--- begin TASK INPUTS ---

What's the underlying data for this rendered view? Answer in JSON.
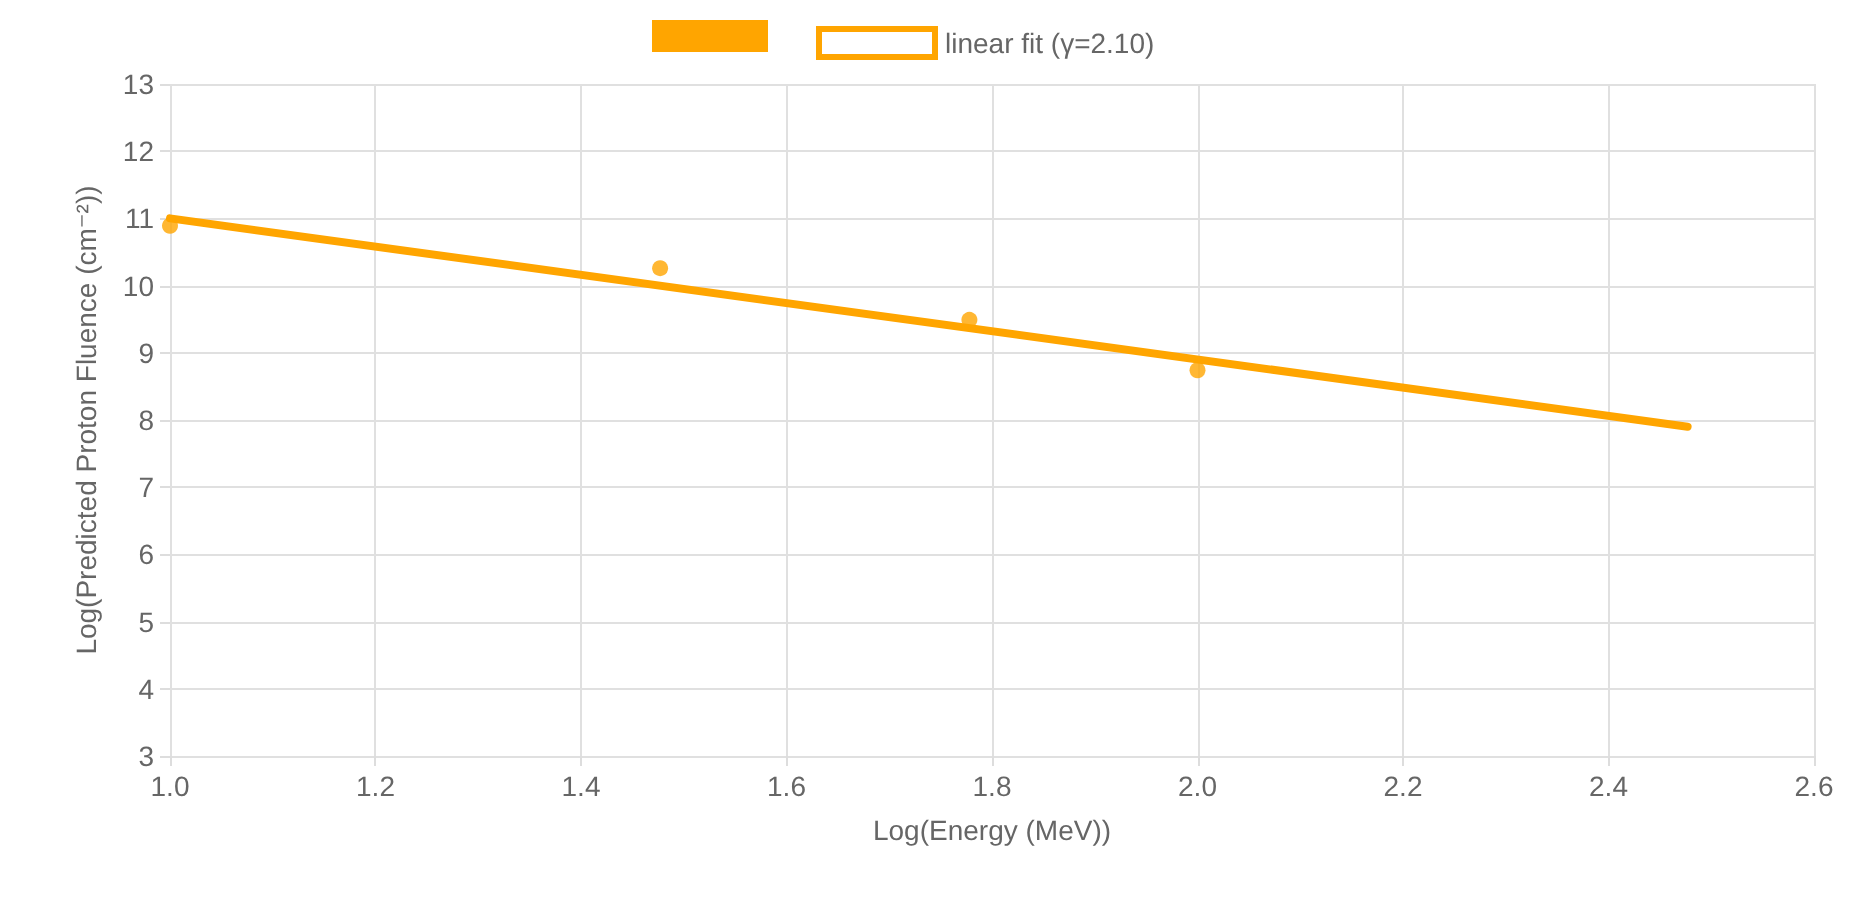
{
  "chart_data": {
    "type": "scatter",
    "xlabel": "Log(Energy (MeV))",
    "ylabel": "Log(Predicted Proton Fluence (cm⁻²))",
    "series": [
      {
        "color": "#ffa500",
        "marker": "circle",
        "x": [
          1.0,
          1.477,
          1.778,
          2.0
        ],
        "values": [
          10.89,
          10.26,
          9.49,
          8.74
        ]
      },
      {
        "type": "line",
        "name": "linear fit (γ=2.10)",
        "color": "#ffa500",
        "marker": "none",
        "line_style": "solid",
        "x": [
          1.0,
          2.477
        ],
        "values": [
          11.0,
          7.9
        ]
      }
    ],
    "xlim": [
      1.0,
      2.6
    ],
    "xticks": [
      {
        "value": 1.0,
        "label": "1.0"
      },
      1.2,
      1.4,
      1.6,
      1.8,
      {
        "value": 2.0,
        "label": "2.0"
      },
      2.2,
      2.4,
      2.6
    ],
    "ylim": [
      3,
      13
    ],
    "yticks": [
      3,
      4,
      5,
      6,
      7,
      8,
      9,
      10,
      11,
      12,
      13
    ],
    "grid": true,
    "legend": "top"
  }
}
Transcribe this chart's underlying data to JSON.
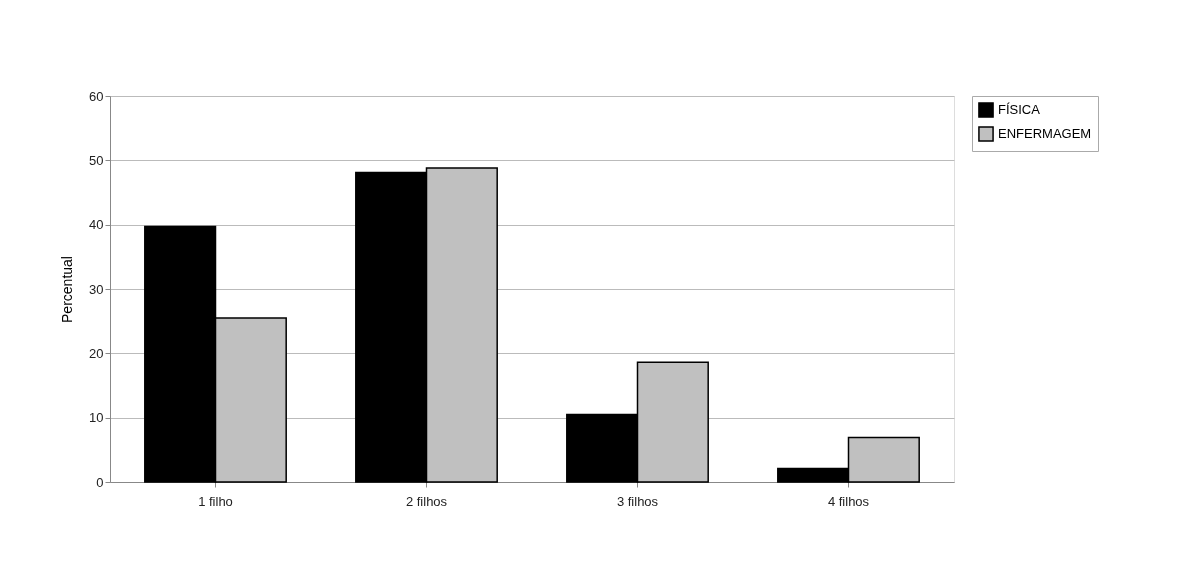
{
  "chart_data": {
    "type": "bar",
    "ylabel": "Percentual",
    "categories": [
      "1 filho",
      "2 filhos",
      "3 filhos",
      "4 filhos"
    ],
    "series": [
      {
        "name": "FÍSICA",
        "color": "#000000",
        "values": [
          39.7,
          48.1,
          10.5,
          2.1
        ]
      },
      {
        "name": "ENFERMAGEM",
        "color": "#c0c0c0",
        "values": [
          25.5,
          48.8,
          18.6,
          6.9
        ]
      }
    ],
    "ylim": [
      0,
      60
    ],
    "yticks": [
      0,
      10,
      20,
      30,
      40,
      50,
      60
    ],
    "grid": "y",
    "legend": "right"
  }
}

--- end TASK INPUTS ---

**PROBLEM DESCRIPTION**
Make a word-for-word copy of the entries, without any pictures.

**FULL SOLUTION**
What's the underlying data for this rendered view? Answer in JSON.
{
  "chart_data": {
    "type": "scatter",
    "xlabel": "Log(Energy (MeV))",
    "ylabel": "Log(Predicted Proton Fluence (cm⁻²))",
    "series": [
      {
        "color": "#ffa500",
        "marker": "circle",
        "x": [
          1.0,
          1.477,
          1.778,
          2.0
        ],
        "values": [
          10.89,
          10.26,
          9.49,
          8.74
        ]
      },
      {
        "type": "line",
        "name": "linear fit (γ=2.10)",
        "color": "#ffa500",
        "marker": "none",
        "line_style": "solid",
        "x": [
          1.0,
          2.477
        ],
        "values": [
          11.0,
          7.9
        ]
      }
    ],
    "xlim": [
      1.0,
      2.6
    ],
    "xticks": [
      {
        "value": 1.0,
        "label": "1.0"
      },
      1.2,
      1.4,
      1.6,
      1.8,
      {
        "value": 2.0,
        "label": "2.0"
      },
      2.2,
      2.4,
      2.6
    ],
    "ylim": [
      3,
      13
    ],
    "yticks": [
      3,
      4,
      5,
      6,
      7,
      8,
      9,
      10,
      11,
      12,
      13
    ],
    "grid": true,
    "legend": "top"
  }
}
Transcribe this chart's underlying data to JSON.
{
  "chart_data": {
    "type": "bar",
    "ylabel": "Percentual",
    "categories": [
      "1 filho",
      "2 filhos",
      "3 filhos",
      "4 filhos"
    ],
    "series": [
      {
        "name": "FÍSICA",
        "color": "#000000",
        "values": [
          39.7,
          48.1,
          10.5,
          2.1
        ]
      },
      {
        "name": "ENFERMAGEM",
        "color": "#c0c0c0",
        "values": [
          25.5,
          48.8,
          18.6,
          6.9
        ]
      }
    ],
    "ylim": [
      0,
      60
    ],
    "yticks": [
      0,
      10,
      20,
      30,
      40,
      50,
      60
    ],
    "grid": "y",
    "legend": "right"
  }
}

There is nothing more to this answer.